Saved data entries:
* * *

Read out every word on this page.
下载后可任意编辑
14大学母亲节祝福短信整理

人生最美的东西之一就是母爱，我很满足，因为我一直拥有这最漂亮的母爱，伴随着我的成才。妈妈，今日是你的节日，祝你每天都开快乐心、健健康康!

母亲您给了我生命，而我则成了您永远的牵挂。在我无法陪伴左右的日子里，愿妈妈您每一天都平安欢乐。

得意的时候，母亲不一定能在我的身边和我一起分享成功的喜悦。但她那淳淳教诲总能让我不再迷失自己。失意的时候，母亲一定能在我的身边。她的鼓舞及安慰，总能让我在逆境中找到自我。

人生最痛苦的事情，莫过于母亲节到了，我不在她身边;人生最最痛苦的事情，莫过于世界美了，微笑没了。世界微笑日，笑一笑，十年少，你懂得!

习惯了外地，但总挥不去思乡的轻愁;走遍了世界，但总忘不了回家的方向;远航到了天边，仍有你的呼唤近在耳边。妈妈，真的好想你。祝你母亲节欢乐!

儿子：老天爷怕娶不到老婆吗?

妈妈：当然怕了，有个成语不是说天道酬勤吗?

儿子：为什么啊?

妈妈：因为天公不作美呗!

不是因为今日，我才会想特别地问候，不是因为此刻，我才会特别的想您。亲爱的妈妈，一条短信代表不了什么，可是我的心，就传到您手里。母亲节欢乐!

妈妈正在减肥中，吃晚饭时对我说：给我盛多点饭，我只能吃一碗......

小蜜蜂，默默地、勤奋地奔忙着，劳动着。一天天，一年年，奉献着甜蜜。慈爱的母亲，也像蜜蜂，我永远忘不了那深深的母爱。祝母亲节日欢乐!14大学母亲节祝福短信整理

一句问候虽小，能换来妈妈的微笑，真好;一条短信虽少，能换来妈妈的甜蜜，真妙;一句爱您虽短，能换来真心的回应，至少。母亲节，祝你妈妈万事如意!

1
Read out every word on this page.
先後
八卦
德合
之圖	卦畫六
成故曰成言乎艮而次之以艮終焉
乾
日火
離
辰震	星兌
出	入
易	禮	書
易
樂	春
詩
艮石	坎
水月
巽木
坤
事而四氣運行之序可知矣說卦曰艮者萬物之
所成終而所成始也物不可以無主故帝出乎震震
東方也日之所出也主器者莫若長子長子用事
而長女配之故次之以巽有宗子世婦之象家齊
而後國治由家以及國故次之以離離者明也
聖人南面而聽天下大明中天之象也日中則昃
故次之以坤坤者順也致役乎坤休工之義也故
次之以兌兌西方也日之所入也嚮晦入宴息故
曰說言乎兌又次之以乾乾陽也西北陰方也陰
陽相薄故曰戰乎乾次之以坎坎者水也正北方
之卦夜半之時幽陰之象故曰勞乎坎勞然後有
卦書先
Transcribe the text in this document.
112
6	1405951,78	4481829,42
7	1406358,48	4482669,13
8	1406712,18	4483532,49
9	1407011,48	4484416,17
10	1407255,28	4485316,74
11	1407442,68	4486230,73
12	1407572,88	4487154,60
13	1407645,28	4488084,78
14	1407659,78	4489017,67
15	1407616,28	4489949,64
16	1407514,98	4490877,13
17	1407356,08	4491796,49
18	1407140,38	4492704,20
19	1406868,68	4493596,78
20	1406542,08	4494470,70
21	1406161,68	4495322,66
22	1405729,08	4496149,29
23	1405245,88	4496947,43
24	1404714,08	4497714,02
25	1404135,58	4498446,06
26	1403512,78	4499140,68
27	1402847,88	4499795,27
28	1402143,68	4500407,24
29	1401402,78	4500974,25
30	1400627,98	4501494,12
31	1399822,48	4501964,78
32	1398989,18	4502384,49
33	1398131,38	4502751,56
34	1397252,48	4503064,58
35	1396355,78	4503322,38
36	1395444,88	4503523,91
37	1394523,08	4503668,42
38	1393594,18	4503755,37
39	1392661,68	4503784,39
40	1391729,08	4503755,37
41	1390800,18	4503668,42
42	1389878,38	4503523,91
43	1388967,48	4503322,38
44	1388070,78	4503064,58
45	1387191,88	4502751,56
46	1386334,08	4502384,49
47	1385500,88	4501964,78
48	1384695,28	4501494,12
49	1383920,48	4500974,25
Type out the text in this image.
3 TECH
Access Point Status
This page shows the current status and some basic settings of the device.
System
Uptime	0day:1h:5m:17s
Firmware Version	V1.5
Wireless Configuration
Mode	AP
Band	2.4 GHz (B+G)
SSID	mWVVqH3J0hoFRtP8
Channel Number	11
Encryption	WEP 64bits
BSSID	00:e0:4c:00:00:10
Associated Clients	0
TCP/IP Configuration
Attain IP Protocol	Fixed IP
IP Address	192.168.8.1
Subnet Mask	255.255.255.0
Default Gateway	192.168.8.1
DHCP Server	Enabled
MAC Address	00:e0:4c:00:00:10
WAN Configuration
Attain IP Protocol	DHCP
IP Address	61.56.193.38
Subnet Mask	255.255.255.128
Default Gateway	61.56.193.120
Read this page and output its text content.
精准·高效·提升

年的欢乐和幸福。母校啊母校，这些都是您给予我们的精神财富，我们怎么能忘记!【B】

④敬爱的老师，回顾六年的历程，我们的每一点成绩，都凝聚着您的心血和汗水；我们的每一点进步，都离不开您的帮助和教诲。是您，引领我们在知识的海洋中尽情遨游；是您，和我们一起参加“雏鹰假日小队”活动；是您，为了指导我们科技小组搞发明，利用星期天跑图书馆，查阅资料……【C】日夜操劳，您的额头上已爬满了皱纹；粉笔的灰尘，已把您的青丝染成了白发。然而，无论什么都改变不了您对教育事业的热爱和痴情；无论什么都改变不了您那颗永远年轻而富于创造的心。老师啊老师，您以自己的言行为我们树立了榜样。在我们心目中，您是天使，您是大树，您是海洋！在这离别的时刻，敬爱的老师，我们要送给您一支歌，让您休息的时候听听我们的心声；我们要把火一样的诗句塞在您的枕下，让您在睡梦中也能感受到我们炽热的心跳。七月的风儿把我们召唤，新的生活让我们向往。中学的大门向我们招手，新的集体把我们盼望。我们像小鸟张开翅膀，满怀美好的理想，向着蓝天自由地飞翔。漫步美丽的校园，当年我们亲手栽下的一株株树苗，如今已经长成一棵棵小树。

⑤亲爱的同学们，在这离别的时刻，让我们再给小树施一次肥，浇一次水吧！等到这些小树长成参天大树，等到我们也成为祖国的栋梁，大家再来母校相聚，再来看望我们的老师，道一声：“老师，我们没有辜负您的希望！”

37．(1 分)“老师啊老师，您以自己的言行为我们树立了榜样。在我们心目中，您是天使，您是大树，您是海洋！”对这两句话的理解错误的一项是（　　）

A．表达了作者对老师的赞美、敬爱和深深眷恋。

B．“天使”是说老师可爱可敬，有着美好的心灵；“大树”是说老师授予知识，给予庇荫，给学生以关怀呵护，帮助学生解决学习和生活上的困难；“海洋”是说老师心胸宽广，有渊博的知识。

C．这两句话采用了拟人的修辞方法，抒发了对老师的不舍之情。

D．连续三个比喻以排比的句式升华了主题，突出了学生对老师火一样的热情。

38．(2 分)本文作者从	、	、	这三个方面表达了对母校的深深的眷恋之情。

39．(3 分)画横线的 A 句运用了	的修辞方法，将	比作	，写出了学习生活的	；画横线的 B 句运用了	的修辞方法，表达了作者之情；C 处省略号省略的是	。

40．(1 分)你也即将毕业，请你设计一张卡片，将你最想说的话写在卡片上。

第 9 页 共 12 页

* * *

→ **DIRECTIVE**: Identify each line in the entries with the word "Attain" and copy it.

→ **CORRECT RESPONSE**:
Attain IP Protocol	Fixed IP
Attain IP Protocol	DHCP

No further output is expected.